§ Goal
Transcribe the material in full. Nothing should differ except that the pictures are left out.

§ Input
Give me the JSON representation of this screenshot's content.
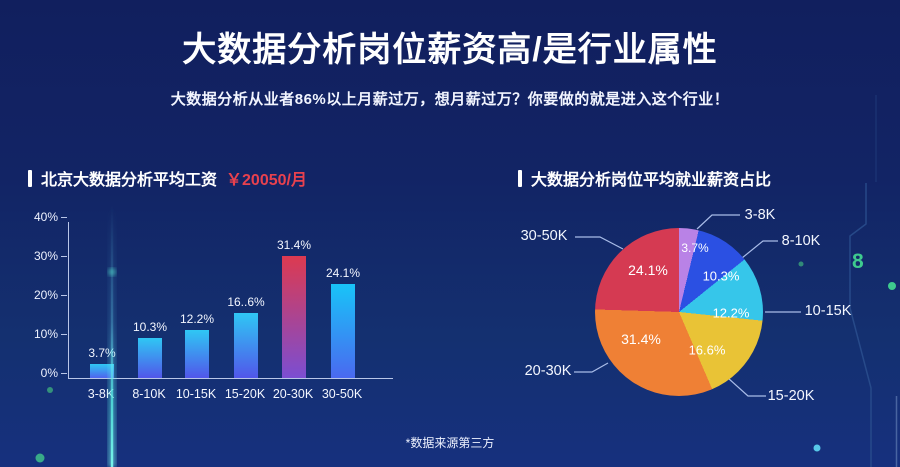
{
  "page": {
    "title": "大数据分析岗位薪资高/是行业属性",
    "subtitle": "大数据分析从业者86%以上月薪过万，想月薪过万？你要做的就是进入这个行业！",
    "footnote": "*数据来源第三方",
    "background_top": "#111f5e",
    "background_bottom": "#16307e"
  },
  "chart_data": [
    {
      "type": "bar",
      "title": "北京大数据分析平均工资",
      "title_highlight": "￥20050/月",
      "title_highlight_color": "#e8414e",
      "categories": [
        "3-8K",
        "8-10K",
        "10-15K",
        "15-20K",
        "20-30K",
        "30-50K"
      ],
      "values": [
        3.7,
        10.3,
        12.2,
        16.6,
        31.4,
        24.1
      ],
      "value_labels": [
        "3.7%",
        "10.3%",
        "12.2%",
        "16..6%",
        "31.4%",
        "24.1%"
      ],
      "xlabel": "",
      "ylabel": "",
      "ylim": [
        0,
        40
      ],
      "yticks": [
        "0%",
        "10%",
        "20%",
        "30%",
        "40%"
      ],
      "grid": false,
      "bar_gradients": [
        [
          "#2fc7f4",
          "#4f63ee"
        ],
        [
          "#2fc7f4",
          "#5156ea"
        ],
        [
          "#2fc7f4",
          "#5156ea"
        ],
        [
          "#2fc7f4",
          "#5156ea"
        ],
        [
          "#dc3a50",
          "#7b4ed2"
        ],
        [
          "#18c4f8",
          "#4a69f0"
        ]
      ],
      "axis_color": "#b9c6e8"
    },
    {
      "type": "pie",
      "title": "大数据分析岗位平均就业薪资占比",
      "categories": [
        "3-8K",
        "8-10K",
        "10-15K",
        "15-20K",
        "20-30K",
        "30-50K"
      ],
      "values": [
        3.7,
        10.3,
        12.2,
        16.6,
        31.4,
        24.1
      ],
      "labels": [
        "3.7%",
        "10.3%",
        "12.2%",
        "16.6%",
        "31.4%",
        "24.1%"
      ],
      "colors": [
        "#b982e6",
        "#2b50e3",
        "#36c6ea",
        "#e9c336",
        "#ef8035",
        "#d53a52"
      ],
      "legend_position": "outside-callouts",
      "start_angle_deg": 0,
      "direction": "clockwise"
    }
  ],
  "decor": {
    "glyph": "8",
    "glyph_color": "#3ecb8e"
  }
}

§ Answer to this task
Give me the JSON representation of this screenshot's content.
{
  "page": {
    "title": "大数据分析岗位薪资高/是行业属性",
    "subtitle": "大数据分析从业者86%以上月薪过万，想月薪过万？你要做的就是进入这个行业！",
    "footnote": "*数据来源第三方",
    "background_top": "#111f5e",
    "background_bottom": "#16307e"
  },
  "chart_data": [
    {
      "type": "bar",
      "title": "北京大数据分析平均工资",
      "title_highlight": "￥20050/月",
      "title_highlight_color": "#e8414e",
      "categories": [
        "3-8K",
        "8-10K",
        "10-15K",
        "15-20K",
        "20-30K",
        "30-50K"
      ],
      "values": [
        3.7,
        10.3,
        12.2,
        16.6,
        31.4,
        24.1
      ],
      "value_labels": [
        "3.7%",
        "10.3%",
        "12.2%",
        "16..6%",
        "31.4%",
        "24.1%"
      ],
      "xlabel": "",
      "ylabel": "",
      "ylim": [
        0,
        40
      ],
      "yticks": [
        "0%",
        "10%",
        "20%",
        "30%",
        "40%"
      ],
      "grid": false,
      "bar_gradients": [
        [
          "#2fc7f4",
          "#4f63ee"
        ],
        [
          "#2fc7f4",
          "#5156ea"
        ],
        [
          "#2fc7f4",
          "#5156ea"
        ],
        [
          "#2fc7f4",
          "#5156ea"
        ],
        [
          "#dc3a50",
          "#7b4ed2"
        ],
        [
          "#18c4f8",
          "#4a69f0"
        ]
      ],
      "axis_color": "#b9c6e8"
    },
    {
      "type": "pie",
      "title": "大数据分析岗位平均就业薪资占比",
      "categories": [
        "3-8K",
        "8-10K",
        "10-15K",
        "15-20K",
        "20-30K",
        "30-50K"
      ],
      "values": [
        3.7,
        10.3,
        12.2,
        16.6,
        31.4,
        24.1
      ],
      "labels": [
        "3.7%",
        "10.3%",
        "12.2%",
        "16.6%",
        "31.4%",
        "24.1%"
      ],
      "colors": [
        "#b982e6",
        "#2b50e3",
        "#36c6ea",
        "#e9c336",
        "#ef8035",
        "#d53a52"
      ],
      "legend_position": "outside-callouts",
      "start_angle_deg": 0,
      "direction": "clockwise"
    }
  ],
  "decor": {
    "glyph": "8",
    "glyph_color": "#3ecb8e"
  }
}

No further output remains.